• [Prompt] Below are the records; locate each line with the word "一岗双责" and copy it.

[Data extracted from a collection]
--- --- ---

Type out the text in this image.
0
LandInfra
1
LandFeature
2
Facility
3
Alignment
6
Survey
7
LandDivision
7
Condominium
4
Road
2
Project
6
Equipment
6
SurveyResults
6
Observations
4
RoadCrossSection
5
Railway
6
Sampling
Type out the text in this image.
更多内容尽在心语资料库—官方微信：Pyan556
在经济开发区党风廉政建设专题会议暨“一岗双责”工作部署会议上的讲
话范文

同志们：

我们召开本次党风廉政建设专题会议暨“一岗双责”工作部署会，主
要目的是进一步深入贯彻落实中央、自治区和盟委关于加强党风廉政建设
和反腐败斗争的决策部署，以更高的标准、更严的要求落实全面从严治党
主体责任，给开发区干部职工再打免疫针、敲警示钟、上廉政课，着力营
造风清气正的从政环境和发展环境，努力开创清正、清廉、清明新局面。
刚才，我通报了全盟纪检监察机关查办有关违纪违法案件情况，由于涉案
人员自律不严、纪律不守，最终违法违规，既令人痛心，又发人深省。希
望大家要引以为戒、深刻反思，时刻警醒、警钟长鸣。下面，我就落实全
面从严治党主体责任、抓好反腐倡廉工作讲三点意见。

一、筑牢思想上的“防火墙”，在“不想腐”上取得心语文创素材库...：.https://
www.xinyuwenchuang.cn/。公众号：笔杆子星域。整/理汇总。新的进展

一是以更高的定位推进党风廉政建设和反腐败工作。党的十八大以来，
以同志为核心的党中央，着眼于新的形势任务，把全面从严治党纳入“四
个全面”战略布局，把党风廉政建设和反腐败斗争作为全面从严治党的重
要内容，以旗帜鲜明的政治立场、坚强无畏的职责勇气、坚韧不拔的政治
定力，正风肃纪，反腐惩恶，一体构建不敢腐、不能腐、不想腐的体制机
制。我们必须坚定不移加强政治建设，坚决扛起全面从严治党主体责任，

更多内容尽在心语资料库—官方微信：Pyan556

--- --- ---

• [Output of the task]
在经济开发区党风廉政建设专题会议暨“一岗双责”工作部署会议上的讲
我们召开本次党风廉政建设专题会议暨“一岗双责”工作部署会，主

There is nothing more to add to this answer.